▸ **Task directions**
Where a line holds "this", copy it.

begin Task inputs

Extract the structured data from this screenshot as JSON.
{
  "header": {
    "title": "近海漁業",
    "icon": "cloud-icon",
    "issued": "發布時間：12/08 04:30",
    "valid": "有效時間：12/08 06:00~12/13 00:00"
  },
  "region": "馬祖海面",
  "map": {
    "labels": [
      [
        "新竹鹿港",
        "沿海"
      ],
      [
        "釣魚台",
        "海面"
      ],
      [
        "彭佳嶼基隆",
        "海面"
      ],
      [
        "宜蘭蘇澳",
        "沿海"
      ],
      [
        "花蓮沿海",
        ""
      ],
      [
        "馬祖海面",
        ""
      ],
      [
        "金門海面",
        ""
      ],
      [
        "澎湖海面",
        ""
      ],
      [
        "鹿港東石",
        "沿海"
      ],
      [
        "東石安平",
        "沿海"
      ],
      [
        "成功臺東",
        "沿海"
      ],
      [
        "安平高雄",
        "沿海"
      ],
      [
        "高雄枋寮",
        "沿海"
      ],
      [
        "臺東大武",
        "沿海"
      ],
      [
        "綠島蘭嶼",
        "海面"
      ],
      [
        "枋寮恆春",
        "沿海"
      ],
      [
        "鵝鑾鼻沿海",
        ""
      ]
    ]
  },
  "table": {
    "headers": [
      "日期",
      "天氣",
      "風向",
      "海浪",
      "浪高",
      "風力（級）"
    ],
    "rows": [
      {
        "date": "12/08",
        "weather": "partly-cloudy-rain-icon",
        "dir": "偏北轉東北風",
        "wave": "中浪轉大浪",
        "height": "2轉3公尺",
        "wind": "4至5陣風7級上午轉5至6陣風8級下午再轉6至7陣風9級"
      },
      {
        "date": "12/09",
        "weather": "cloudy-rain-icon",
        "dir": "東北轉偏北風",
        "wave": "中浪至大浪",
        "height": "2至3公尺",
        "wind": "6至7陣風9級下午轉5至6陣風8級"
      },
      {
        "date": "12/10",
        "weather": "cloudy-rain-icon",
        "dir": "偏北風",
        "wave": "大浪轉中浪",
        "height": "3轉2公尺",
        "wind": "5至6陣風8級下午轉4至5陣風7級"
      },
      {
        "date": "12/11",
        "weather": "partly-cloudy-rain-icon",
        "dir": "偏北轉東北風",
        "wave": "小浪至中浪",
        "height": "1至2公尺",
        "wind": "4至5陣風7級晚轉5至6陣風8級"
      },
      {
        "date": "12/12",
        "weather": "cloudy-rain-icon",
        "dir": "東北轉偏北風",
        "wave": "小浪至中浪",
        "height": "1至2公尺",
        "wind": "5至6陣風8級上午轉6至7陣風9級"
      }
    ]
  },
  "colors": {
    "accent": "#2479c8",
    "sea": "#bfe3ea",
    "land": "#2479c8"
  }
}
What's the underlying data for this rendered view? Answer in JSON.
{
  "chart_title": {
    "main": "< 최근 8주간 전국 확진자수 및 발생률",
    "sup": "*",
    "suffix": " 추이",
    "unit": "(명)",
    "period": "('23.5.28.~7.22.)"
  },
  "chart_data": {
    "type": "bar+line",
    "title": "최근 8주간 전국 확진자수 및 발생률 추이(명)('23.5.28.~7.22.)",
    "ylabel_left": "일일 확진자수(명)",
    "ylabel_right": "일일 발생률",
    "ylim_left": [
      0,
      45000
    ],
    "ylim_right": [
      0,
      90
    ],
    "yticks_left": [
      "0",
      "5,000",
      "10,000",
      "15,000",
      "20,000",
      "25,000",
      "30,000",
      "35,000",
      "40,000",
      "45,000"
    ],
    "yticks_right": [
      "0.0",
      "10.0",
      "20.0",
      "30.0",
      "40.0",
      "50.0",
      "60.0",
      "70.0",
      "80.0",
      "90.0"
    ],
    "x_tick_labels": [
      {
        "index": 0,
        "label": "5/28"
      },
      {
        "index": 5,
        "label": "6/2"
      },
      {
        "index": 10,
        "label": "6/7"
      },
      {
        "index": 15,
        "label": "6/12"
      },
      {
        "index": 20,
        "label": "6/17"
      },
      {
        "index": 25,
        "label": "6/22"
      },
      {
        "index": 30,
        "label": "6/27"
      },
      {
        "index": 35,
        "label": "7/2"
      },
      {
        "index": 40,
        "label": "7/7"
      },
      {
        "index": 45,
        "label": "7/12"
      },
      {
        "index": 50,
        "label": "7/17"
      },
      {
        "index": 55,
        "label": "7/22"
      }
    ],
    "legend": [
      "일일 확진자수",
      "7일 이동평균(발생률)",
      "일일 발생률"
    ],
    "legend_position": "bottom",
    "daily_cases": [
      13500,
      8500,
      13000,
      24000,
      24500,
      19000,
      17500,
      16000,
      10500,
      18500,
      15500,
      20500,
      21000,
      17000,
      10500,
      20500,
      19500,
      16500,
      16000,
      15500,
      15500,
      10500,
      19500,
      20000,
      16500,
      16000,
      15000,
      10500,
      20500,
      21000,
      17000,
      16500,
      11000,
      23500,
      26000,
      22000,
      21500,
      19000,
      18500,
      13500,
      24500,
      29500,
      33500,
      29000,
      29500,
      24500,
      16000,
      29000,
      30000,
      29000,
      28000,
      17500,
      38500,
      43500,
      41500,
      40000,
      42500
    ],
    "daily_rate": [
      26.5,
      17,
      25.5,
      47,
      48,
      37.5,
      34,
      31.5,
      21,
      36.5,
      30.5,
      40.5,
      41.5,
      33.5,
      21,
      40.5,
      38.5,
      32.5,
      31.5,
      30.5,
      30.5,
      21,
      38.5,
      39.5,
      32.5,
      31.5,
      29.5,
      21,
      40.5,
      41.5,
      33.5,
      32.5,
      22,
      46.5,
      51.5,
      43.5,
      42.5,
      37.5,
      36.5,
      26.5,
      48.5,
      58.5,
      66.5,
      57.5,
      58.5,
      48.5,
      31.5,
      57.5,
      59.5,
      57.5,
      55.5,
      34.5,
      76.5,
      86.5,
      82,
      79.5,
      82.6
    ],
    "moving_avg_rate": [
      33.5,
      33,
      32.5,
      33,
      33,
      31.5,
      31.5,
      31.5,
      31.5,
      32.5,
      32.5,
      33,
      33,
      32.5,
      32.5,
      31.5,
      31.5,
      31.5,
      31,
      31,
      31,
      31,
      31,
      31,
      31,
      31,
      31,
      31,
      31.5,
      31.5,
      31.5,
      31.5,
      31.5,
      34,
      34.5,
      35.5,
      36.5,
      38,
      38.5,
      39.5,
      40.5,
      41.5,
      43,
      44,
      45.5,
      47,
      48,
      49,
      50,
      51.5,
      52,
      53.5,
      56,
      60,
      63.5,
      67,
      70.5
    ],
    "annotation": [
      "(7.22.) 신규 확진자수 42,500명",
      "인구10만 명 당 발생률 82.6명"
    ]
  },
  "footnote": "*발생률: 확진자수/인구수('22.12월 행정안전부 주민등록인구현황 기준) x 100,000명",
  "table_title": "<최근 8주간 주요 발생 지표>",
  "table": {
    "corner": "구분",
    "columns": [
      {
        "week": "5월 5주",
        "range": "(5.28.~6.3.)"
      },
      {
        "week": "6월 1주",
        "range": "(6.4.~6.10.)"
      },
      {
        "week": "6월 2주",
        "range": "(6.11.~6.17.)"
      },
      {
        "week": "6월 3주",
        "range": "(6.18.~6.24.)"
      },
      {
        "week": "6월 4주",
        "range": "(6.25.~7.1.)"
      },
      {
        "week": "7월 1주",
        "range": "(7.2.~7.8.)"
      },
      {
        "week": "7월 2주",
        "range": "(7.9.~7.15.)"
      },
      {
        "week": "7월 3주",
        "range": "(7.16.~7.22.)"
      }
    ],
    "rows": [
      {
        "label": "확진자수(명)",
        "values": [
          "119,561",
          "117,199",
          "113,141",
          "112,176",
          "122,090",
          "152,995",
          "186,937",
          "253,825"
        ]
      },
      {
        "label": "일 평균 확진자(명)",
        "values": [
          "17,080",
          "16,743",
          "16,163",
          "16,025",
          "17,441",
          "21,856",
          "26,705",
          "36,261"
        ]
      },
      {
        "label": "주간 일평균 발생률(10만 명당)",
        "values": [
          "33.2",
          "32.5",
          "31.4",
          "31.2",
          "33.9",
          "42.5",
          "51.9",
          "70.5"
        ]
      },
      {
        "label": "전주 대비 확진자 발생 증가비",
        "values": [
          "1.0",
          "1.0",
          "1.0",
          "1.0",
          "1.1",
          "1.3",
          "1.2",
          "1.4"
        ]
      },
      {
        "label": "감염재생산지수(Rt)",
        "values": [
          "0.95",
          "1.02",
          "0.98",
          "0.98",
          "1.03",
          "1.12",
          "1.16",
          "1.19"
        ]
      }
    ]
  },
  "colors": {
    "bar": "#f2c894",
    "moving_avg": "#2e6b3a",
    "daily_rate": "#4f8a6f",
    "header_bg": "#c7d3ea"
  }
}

end Task inputs

▸ **Answer in full**
Extract the structured data from this screenshot as JSON.
What's the underlying data for this rendered view? Answer in JSON.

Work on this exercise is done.